WHAT THE TASK ASKS = Count every line in the entries that follow where the word "value" appears, then state only the total.

MATERIAL FOR THE TASK =
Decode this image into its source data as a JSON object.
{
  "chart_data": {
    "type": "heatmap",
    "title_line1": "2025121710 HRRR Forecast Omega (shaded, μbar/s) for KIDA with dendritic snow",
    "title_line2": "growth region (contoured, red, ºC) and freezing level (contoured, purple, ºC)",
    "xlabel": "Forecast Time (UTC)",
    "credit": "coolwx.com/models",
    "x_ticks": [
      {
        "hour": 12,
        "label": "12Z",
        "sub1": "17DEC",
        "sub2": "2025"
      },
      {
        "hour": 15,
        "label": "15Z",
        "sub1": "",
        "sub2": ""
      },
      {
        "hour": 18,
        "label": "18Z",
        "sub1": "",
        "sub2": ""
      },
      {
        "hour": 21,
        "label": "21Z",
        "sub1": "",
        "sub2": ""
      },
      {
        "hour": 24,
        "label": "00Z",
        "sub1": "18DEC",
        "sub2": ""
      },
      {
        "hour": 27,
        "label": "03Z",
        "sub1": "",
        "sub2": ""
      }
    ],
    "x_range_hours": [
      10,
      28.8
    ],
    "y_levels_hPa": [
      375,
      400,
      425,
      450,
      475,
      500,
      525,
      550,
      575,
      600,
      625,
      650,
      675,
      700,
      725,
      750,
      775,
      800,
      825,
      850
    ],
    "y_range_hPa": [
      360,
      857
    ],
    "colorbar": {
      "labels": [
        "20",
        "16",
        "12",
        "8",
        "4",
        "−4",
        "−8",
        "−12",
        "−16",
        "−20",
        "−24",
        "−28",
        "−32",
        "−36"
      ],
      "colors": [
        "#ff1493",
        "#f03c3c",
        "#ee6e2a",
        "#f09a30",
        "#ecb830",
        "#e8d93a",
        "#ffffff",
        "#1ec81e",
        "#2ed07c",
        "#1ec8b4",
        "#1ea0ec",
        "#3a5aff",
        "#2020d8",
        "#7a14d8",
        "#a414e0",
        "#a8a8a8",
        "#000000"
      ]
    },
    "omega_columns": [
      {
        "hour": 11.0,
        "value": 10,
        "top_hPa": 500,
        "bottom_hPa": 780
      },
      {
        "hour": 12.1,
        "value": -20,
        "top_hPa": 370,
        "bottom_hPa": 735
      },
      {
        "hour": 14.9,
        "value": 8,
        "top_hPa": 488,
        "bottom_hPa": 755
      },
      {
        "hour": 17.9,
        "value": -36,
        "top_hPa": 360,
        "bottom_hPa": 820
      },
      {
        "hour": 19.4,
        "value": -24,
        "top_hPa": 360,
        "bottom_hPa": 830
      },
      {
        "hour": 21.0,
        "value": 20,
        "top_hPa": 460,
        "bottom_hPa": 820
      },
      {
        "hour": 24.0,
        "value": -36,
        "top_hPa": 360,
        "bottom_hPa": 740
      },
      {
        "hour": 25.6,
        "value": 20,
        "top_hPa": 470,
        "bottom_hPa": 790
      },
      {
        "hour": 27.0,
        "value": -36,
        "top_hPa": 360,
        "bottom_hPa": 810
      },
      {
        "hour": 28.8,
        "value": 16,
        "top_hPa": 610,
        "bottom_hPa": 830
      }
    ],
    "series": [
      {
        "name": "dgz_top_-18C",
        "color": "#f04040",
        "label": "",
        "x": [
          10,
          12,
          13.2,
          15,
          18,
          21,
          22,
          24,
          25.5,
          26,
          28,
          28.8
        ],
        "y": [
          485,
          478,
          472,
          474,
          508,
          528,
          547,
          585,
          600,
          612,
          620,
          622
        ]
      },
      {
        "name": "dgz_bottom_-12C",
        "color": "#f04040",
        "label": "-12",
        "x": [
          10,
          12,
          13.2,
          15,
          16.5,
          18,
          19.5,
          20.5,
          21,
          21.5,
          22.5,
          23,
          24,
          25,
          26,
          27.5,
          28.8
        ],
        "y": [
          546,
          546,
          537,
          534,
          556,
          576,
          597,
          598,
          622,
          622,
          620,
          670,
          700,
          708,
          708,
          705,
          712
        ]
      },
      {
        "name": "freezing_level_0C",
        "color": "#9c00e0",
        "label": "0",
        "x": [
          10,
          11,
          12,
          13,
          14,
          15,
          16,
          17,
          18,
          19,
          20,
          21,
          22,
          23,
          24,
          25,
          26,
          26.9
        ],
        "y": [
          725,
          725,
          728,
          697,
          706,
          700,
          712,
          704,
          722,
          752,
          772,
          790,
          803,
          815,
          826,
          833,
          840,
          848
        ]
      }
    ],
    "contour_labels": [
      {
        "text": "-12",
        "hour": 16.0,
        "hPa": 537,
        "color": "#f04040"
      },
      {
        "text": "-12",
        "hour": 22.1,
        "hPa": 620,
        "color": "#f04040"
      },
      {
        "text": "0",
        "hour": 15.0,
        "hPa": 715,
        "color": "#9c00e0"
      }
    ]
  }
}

RESULT = 10